Problem to work on:
Output all records precisely as written.

---- Material for the task

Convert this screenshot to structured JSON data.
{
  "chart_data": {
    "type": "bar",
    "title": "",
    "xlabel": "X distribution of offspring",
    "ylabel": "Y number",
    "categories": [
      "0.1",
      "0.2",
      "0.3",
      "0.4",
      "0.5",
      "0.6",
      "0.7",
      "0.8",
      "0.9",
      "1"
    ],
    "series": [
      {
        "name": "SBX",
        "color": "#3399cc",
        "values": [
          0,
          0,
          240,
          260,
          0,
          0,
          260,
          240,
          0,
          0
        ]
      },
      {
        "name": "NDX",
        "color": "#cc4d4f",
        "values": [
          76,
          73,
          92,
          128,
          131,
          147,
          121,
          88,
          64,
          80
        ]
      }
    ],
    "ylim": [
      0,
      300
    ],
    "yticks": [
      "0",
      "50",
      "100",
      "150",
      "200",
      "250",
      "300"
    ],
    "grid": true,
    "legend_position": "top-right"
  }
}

--------

Solution for this problem:
Convert this screenshot to structured JSON data.
{
  "chart_data": {
    "type": "bar",
    "title": "",
    "xlabel": "X distribution of offspring",
    "ylabel": "Y number",
    "categories": [
      "0.1",
      "0.2",
      "0.3",
      "0.4",
      "0.5",
      "0.6",
      "0.7",
      "0.8",
      "0.9",
      "1"
    ],
    "series": [
      {
        "name": "SBX",
        "color": "#3399cc",
        "values": [
          0,
          0,
          240,
          260,
          0,
          0,
          260,
          240,
          0,
          0
        ]
      },
      {
        "name": "NDX",
        "color": "#cc4d4f",
        "values": [
          76,
          73,
          92,
          128,
          131,
          147,
          121,
          88,
          64,
          80
        ]
      }
    ],
    "ylim": [
      0,
      300
    ],
    "yticks": [
      "0",
      "50",
      "100",
      "150",
      "200",
      "250",
      "300"
    ],
    "grid": true,
    "legend_position": "top-right"
  }
}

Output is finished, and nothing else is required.